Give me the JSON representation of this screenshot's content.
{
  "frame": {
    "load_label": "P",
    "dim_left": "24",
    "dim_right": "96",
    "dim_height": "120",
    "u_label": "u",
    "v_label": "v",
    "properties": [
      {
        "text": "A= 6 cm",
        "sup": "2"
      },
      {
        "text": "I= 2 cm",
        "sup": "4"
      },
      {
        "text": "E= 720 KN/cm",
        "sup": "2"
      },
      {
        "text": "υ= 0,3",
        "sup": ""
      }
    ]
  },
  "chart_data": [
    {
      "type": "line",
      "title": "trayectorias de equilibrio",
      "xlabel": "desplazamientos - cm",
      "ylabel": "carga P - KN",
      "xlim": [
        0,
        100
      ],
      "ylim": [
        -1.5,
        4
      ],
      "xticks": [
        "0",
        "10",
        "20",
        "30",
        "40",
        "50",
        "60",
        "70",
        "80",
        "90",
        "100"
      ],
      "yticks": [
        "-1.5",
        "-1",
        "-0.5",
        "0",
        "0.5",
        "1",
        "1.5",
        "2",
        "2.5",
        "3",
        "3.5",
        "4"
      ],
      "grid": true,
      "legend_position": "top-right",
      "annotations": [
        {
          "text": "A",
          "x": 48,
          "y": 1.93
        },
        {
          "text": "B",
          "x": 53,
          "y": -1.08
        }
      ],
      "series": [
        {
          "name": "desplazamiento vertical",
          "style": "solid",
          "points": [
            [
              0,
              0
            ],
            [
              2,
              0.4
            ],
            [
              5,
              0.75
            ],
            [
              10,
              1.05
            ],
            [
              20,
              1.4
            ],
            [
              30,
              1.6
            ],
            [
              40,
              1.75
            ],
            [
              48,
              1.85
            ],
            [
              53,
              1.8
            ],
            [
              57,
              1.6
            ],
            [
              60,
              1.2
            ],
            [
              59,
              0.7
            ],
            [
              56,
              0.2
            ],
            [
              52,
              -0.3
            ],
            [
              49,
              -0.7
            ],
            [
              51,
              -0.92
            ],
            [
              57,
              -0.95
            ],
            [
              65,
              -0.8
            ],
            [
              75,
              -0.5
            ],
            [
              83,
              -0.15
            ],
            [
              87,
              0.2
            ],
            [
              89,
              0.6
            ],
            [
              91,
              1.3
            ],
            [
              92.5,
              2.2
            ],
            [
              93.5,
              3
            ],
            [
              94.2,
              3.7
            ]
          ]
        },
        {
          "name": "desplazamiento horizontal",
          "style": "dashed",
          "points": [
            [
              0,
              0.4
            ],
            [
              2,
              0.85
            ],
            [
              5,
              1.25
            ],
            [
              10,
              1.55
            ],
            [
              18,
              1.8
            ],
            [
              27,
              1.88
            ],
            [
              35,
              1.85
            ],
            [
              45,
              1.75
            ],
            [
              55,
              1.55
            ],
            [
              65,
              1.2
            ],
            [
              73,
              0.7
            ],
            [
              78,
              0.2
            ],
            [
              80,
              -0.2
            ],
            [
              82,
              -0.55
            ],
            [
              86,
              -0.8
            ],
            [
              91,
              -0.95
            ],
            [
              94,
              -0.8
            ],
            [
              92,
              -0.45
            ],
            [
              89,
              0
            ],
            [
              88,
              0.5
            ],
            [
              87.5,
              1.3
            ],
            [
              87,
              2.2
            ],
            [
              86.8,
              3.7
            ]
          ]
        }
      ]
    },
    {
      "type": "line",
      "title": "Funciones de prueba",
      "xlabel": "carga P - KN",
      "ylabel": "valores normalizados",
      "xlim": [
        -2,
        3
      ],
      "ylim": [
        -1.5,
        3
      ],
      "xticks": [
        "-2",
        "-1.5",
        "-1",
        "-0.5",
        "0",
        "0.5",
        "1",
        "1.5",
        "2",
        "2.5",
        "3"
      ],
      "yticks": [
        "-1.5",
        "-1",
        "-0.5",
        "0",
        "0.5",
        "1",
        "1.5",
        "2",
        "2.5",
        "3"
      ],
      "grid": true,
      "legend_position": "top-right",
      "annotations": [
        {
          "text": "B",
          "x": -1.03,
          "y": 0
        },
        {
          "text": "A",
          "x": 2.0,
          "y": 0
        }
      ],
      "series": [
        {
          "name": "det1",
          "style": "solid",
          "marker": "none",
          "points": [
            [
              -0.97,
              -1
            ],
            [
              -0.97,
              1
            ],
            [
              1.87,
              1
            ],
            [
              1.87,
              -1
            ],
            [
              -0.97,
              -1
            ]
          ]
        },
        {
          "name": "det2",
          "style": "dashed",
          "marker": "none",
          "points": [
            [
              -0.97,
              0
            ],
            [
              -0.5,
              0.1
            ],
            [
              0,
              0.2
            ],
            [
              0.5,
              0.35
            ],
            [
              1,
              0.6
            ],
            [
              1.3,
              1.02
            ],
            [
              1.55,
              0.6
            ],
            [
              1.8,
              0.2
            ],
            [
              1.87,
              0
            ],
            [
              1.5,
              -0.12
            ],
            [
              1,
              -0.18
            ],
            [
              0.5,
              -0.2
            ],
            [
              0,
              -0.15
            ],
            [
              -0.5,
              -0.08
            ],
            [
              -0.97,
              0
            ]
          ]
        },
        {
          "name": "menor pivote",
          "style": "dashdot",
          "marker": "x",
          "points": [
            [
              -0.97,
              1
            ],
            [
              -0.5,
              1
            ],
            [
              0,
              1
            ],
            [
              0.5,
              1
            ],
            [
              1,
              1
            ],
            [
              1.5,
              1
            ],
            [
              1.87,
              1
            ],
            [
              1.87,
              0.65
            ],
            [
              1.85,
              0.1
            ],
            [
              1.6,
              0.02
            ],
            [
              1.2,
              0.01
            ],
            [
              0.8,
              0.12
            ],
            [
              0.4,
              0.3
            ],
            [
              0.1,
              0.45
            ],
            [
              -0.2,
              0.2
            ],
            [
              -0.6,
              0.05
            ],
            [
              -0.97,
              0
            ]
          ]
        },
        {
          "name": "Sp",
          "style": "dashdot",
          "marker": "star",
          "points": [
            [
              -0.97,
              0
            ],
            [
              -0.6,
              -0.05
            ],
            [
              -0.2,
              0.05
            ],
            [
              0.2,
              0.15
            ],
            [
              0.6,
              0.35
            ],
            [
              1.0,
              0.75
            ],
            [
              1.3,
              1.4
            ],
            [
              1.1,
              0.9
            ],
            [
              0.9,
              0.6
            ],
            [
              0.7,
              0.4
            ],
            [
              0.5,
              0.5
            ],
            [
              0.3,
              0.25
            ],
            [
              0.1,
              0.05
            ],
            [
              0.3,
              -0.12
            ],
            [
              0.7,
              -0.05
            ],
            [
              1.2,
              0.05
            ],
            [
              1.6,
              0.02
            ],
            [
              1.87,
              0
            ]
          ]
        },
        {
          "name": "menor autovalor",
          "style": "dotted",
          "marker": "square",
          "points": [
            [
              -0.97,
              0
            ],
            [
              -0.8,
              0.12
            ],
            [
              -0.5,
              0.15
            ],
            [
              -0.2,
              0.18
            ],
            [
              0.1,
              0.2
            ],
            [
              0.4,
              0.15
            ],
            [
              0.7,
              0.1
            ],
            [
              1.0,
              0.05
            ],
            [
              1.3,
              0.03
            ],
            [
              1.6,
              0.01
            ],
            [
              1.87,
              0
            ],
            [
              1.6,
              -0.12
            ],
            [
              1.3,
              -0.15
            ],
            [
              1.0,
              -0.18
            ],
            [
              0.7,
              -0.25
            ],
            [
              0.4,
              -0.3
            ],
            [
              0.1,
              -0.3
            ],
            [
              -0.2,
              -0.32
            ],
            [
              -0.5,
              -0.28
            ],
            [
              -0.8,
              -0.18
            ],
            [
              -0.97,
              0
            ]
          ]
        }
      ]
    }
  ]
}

○ ○ ○ ○ ○

**Exercise**
Copy every single line of the material above that holds "marker".

**Solved exercise**
          "marker": "none",
          "marker": "none",
          "marker": "x",
          "marker": "star",
          "marker": "square",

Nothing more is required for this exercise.